■ Your goal
Please list all lines of the material below in which the string "content" occurs.

■ Given entries
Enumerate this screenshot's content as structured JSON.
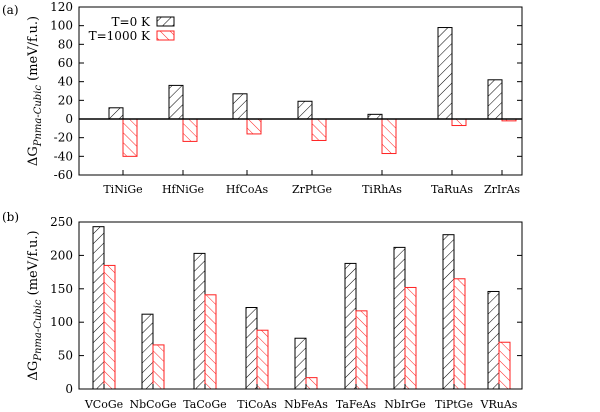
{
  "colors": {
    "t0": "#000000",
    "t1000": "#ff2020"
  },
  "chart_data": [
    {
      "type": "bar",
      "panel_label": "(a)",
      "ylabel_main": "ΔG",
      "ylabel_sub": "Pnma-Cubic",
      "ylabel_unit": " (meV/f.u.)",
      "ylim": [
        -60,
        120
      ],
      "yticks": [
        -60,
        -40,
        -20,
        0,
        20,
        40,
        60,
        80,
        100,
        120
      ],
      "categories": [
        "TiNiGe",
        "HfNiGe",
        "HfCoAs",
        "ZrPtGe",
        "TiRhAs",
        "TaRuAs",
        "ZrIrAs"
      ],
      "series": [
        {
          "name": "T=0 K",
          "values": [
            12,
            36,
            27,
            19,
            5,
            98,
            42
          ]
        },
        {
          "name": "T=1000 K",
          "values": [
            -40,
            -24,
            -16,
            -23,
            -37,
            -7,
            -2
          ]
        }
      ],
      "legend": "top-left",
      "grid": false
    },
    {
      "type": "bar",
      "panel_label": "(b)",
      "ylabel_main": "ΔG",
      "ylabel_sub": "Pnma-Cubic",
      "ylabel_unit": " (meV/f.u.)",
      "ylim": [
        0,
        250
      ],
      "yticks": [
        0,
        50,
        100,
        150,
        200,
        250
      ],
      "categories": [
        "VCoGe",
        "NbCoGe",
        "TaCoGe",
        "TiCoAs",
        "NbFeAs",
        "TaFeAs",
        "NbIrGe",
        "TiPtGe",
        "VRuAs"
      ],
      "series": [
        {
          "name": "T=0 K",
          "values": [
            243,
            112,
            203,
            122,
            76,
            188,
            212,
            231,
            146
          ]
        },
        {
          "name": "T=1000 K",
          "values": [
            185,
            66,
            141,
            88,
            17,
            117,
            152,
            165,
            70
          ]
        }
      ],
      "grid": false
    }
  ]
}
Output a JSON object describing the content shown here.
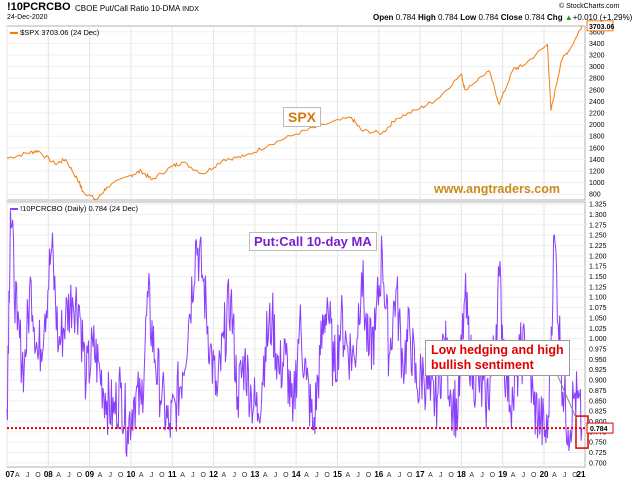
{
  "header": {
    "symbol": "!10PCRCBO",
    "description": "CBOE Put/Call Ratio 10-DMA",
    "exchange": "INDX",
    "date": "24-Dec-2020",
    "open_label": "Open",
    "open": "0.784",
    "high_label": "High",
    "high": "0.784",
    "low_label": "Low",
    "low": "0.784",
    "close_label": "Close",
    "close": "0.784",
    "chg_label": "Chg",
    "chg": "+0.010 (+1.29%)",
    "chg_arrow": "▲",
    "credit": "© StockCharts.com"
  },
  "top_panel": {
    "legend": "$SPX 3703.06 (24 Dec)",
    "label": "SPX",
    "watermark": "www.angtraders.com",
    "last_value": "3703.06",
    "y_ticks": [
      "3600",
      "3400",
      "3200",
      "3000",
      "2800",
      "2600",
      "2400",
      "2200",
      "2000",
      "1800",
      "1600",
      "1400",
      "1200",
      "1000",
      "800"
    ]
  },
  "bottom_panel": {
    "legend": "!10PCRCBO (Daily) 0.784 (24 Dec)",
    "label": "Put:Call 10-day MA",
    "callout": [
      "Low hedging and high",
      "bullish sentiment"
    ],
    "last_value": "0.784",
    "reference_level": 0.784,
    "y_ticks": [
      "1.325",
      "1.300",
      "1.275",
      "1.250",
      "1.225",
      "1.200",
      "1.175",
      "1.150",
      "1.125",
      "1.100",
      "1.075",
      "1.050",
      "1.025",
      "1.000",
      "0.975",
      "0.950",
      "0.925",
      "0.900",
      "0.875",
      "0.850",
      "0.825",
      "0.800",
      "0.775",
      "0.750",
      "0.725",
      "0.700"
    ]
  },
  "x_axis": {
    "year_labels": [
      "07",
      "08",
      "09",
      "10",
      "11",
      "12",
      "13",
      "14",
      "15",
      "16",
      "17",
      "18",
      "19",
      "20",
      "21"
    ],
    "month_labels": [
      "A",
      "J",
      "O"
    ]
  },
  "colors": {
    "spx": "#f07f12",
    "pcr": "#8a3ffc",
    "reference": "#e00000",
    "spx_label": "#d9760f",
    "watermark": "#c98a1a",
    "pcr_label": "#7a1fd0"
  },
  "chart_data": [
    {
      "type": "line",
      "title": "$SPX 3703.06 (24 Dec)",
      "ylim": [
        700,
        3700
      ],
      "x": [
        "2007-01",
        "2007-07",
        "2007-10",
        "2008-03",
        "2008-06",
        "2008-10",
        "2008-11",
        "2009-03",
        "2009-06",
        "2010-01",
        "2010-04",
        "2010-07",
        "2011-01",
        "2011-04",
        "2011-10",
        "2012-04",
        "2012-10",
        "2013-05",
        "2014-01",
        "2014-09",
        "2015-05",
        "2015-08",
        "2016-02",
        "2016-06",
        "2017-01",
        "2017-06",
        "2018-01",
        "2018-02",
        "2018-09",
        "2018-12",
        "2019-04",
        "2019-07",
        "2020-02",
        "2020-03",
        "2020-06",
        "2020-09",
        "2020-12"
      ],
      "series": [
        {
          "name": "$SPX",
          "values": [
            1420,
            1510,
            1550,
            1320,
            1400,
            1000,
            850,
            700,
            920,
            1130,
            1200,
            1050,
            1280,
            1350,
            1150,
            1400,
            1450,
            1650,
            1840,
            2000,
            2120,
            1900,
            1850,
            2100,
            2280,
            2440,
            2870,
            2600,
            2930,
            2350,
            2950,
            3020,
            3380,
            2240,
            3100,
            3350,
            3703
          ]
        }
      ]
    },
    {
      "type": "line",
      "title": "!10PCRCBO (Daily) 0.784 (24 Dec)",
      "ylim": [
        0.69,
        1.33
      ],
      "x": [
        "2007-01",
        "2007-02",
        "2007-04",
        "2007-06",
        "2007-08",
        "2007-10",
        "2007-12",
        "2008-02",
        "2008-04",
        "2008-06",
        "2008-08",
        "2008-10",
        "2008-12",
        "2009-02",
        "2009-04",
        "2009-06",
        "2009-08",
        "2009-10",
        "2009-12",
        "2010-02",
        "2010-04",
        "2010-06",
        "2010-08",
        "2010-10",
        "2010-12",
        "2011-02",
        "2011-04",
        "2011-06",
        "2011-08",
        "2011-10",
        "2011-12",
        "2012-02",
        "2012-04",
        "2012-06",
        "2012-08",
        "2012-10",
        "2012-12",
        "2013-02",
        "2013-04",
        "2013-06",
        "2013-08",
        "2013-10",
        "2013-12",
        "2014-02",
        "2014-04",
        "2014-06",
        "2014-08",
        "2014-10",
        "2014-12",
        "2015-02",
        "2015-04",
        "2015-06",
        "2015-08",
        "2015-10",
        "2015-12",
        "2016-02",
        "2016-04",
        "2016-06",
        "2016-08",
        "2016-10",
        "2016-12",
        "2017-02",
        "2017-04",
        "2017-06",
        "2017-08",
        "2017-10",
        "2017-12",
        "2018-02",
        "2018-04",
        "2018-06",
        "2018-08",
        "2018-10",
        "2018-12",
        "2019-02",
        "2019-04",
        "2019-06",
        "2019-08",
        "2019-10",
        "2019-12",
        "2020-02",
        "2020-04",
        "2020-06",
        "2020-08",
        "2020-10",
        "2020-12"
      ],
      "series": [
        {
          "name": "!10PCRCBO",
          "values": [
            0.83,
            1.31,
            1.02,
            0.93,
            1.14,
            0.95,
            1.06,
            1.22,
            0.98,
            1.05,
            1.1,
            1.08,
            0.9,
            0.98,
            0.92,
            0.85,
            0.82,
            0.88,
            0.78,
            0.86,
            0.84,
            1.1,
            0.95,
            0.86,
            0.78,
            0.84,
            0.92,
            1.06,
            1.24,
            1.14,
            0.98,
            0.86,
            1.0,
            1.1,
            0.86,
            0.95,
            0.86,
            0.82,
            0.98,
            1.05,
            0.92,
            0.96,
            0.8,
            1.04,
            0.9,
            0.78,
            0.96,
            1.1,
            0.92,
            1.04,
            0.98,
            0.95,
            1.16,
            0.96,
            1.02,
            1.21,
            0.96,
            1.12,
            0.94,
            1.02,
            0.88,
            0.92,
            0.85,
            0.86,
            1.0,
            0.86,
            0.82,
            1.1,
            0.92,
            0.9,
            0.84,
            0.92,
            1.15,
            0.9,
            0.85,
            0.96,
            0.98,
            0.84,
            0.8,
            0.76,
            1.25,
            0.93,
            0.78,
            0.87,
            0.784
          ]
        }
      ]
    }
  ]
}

■ Exercise solution
Enumerate this screenshot's content as structured JSON.
Output a JSON object describing the content shown here.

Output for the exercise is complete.